YOUR TASK: Please find all lines in the data that hold the string "Frequency" and copy them.

--- Start of MATERIAL FOR THE TASK ---

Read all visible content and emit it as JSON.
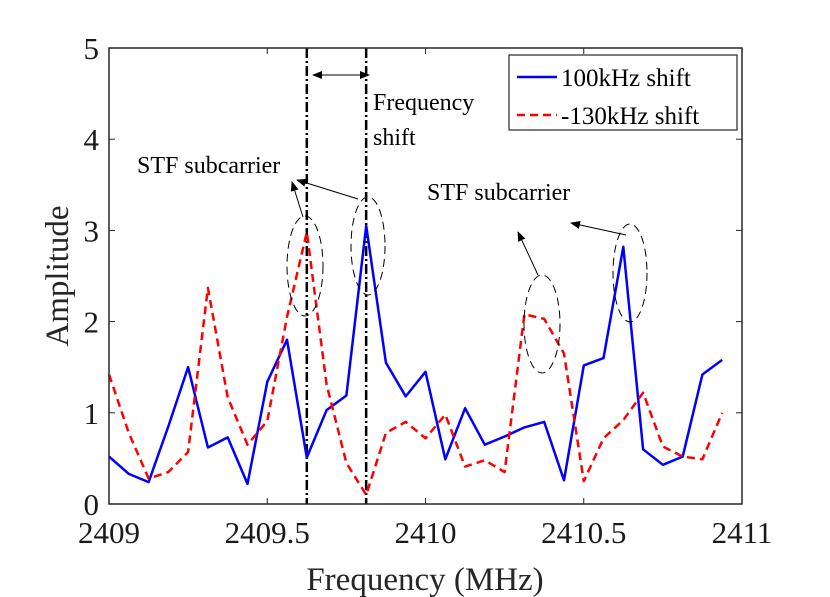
{
  "chart_data": {
    "type": "line",
    "xlabel": "Frequency (MHz)",
    "ylabel": "Amplitude",
    "xlim": [
      2409,
      2411
    ],
    "ylim": [
      0,
      5
    ],
    "xticks": [
      2409,
      2409.5,
      2410,
      2410.5,
      2411
    ],
    "xtick_labels": [
      "2409",
      "2409.5",
      "2410",
      "2410.5",
      "2411"
    ],
    "yticks": [
      0,
      1,
      2,
      3,
      4,
      5
    ],
    "ytick_labels": [
      "0",
      "1",
      "2",
      "3",
      "4",
      "5"
    ],
    "legend_position": "top-right",
    "series": [
      {
        "name": "100kHz shift",
        "color": "#0000ff",
        "style": "solid",
        "x": [
          2409.0,
          2409.0625,
          2409.125,
          2409.1875,
          2409.25,
          2409.3125,
          2409.375,
          2409.4375,
          2409.5,
          2409.5625,
          2409.625,
          2409.6875,
          2409.75,
          2409.8125,
          2409.875,
          2409.9375,
          2410.0,
          2410.0625,
          2410.125,
          2410.1875,
          2410.25,
          2410.3125,
          2410.375,
          2410.4375,
          2410.5,
          2410.5625,
          2410.625,
          2410.6875,
          2410.75,
          2410.8125,
          2410.875,
          2410.9375
        ],
        "y": [
          0.52,
          0.33,
          0.24,
          0.85,
          1.5,
          0.62,
          0.73,
          0.22,
          1.34,
          1.8,
          0.51,
          1.03,
          1.19,
          3.05,
          1.55,
          1.18,
          1.45,
          0.49,
          1.05,
          0.65,
          0.74,
          0.84,
          0.9,
          0.26,
          1.52,
          1.6,
          2.82,
          0.6,
          0.43,
          0.52,
          1.42,
          1.58
        ]
      },
      {
        "name": "-130kHz shift",
        "color": "#ff0000",
        "style": "dashed",
        "x": [
          2409.0,
          2409.0625,
          2409.125,
          2409.1875,
          2409.25,
          2409.3125,
          2409.375,
          2409.4375,
          2409.5,
          2409.5625,
          2409.625,
          2409.6875,
          2409.75,
          2409.8125,
          2409.875,
          2409.9375,
          2410.0,
          2410.0625,
          2410.125,
          2410.1875,
          2410.25,
          2410.3125,
          2410.375,
          2410.4375,
          2410.5,
          2410.5625,
          2410.625,
          2410.6875,
          2410.75,
          2410.8125,
          2410.875,
          2410.9375
        ],
        "y": [
          1.42,
          0.78,
          0.28,
          0.35,
          0.57,
          2.37,
          1.17,
          0.65,
          0.91,
          2.05,
          2.98,
          1.31,
          0.45,
          0.1,
          0.78,
          0.9,
          0.72,
          0.98,
          0.41,
          0.48,
          0.35,
          2.08,
          2.03,
          1.65,
          0.25,
          0.72,
          0.92,
          1.22,
          0.63,
          0.52,
          0.49,
          1.0
        ]
      }
    ],
    "vlines": [
      2409.625,
      2409.8125
    ],
    "annotations": {
      "freq_shift_line1": "Frequency",
      "freq_shift_line2": "shift",
      "stf_left": "STF subcarrier",
      "stf_right": "STF subcarrier"
    }
  }
}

--- End of MATERIAL FOR THE TASK ---

REPLY TO THE EXERCISE:
    "xlabel": "Frequency (MHz)",
      "freq_shift_line1": "Frequency",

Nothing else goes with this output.